:: Set problem A ::
In the listing, replace "John Doe" with "Jane Roe" in the lines from the first one through the line with "- card-title: Suggested: [346, 847, 567, 901]", keeping everything else unchanged, and give back only those lines.

====== Excerpt ======

But if it is true that the church, like all great architecture, is a book (Victor Hugo calls architecture the great book of humanity), then it takes training to read it. One must learn its alphabet and grammar, so to speak, in order to understand its sentences and paragraphs. And yet not many people today are artistically or architecturally literate. One of modern Catholicism’s deficiencies is the widespread inability of its faithful to decipher the symbols of their Faith.
It is for this reason that we can be grateful to Romanitas Press for republishing two volumes on the subject: Carl Van Treeck and Aloysius Croft’s 1936 Symbols in the Church and Peter F. Anson’s 1947 Churches: Their Plan and Furnishing.
Peter Anson (1889-1975) was a restless and talented soul. Born near the sea in Portsmouth, England and trained as an architect, he entered an Anglican Benedictine monastery in 1910. Three years later, he and his community submitted to the Holy See and became Catholic. Anson eventually became an Oblate and the monastery’s librarian; he also founded the Apostleship of the Sea for Catholic seafarers. After a breakdown in health, however, Anson decided to return to the world, and at the age of 35 he earned a living as an artist while seeing the world. He became a Franciscan Tertiary for a while in Italy but returned to his nomadic life before eventually settling down in a village of sailors and fisherman in Macduff, Scotland, where he could savor the life of the sea once more.

====== Source data ======

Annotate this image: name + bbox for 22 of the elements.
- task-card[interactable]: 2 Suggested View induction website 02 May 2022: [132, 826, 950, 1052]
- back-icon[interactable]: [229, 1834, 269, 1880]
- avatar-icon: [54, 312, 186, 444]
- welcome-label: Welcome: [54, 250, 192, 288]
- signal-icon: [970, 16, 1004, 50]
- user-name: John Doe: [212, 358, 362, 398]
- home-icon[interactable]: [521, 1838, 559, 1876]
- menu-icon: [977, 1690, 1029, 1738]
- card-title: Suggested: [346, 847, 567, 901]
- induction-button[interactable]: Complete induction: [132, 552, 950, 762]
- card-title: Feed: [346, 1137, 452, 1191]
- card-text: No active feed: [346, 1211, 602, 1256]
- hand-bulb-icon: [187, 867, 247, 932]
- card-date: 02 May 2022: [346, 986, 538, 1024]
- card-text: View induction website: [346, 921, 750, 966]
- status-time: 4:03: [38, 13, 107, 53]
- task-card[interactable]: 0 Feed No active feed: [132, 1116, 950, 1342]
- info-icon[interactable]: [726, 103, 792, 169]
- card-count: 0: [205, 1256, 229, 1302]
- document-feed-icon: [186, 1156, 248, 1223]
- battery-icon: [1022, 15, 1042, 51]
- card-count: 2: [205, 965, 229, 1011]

======

:: Set problem B ::
Write the next part of the text on reading church symbols, starting after its last sentence.

:: Output A ::
Annotate this image: name + bbox for 22 of the elements.
- task-card[interactable]: 2 Suggested View induction website 02 May 2022: [132, 826, 950, 1052]
- back-icon[interactable]: [229, 1834, 269, 1880]
- avatar-icon: [54, 312, 186, 444]
- welcome-label: Welcome: [54, 250, 192, 288]
- signal-icon: [970, 16, 1004, 50]
- user-name: Jane Roe: [212, 358, 362, 398]
- home-icon[interactable]: [521, 1838, 559, 1876]
- menu-icon: [977, 1690, 1029, 1738]
- card-title: Suggested: [346, 847, 567, 901]

:: Output B ::
Anson wrote Church Plans as a practical guide for building and remodeling churches. The author wisely cautions against altering churches simply because they do not conform to contemporary sensibilities, and he frowns upon antiquarian and unimaginative resuscitations of earlier styles. His language of functionalism and his disdain for “fancy symbolism” are slightly troublesome, for they could be interpreted as an excuse to produce barren barns and call them churches. But Anson himself does not go in this direction: his meticulous illustrations and moderate counsel open the reader up to the riches of sacred architecture. Anson faithfully operates within the strictures of the 1917 Code of Canon Law and other Church legislation. His summary of these regulations is quite useful, although not all of it is still valid, such as the prohibition of electric lights for illuminating the altar (112).
As you may have guessed from his biography, Anson was an eccentric fellow, and Church Plans is an eccentric work. The author does not shy from offering his own advice in addition to official Church rules. Pulpits, he opines, should be elevated, made of wood (“it looks warmer and gives more color to a church”), and have a door (“many an eloquent preacher would feel far more at his ease if knew there was no danger of falling backwards”) and a solid front (“it is distracting to see the preacher’s cassock and feet”)(156). He also holds the odd view that if the weather were perfectly clement every day, we would not need churches at all but would celebrate Mass in an open field (3). He seems to forget that churches do not simply provide shelter from the rain but, among other things, help keep our minds from wandering.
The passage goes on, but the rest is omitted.